Data records:
(begin)

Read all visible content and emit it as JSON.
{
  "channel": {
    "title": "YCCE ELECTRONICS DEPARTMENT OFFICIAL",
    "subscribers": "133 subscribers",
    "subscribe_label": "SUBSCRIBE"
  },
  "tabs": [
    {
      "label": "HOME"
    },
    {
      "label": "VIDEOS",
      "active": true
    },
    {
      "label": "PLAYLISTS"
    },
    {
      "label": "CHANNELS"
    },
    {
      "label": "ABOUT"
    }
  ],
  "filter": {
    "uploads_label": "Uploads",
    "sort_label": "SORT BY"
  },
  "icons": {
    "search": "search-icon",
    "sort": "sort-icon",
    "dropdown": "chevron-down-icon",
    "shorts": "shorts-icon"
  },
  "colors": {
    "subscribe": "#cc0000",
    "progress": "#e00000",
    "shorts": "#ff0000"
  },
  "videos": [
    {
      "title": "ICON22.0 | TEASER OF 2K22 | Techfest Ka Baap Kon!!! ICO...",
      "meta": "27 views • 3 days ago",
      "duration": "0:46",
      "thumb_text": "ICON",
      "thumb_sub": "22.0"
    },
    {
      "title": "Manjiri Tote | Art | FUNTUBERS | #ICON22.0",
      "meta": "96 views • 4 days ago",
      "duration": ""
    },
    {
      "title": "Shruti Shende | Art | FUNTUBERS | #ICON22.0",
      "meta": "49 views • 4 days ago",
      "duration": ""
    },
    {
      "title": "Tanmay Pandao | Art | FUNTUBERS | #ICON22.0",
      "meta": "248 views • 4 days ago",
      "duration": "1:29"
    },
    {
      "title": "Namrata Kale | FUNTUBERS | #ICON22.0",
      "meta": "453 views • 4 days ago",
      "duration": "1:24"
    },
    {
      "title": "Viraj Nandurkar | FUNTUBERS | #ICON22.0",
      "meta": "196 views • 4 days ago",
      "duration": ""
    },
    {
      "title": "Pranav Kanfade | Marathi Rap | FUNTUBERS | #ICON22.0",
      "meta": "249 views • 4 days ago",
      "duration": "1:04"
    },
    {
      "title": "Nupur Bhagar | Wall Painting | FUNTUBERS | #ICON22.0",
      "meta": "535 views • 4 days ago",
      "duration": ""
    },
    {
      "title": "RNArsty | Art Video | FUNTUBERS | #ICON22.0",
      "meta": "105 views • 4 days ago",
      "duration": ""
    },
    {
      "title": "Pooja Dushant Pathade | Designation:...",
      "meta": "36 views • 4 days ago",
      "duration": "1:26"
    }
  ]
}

(end)

▶ _Requirements_
Return every line holding the word "views" from the records.

▶ _Task result_
      "meta": "27 views • 3 days ago",
      "meta": "96 views • 4 days ago",
      "meta": "49 views • 4 days ago",
      "meta": "248 views • 4 days ago",
      "meta": "453 views • 4 days ago",
      "meta": "196 views • 4 days ago",
      "meta": "249 views • 4 days ago",
      "meta": "535 views • 4 days ago",
      "meta": "105 views • 4 days ago",
      "meta": "36 views • 4 days ago",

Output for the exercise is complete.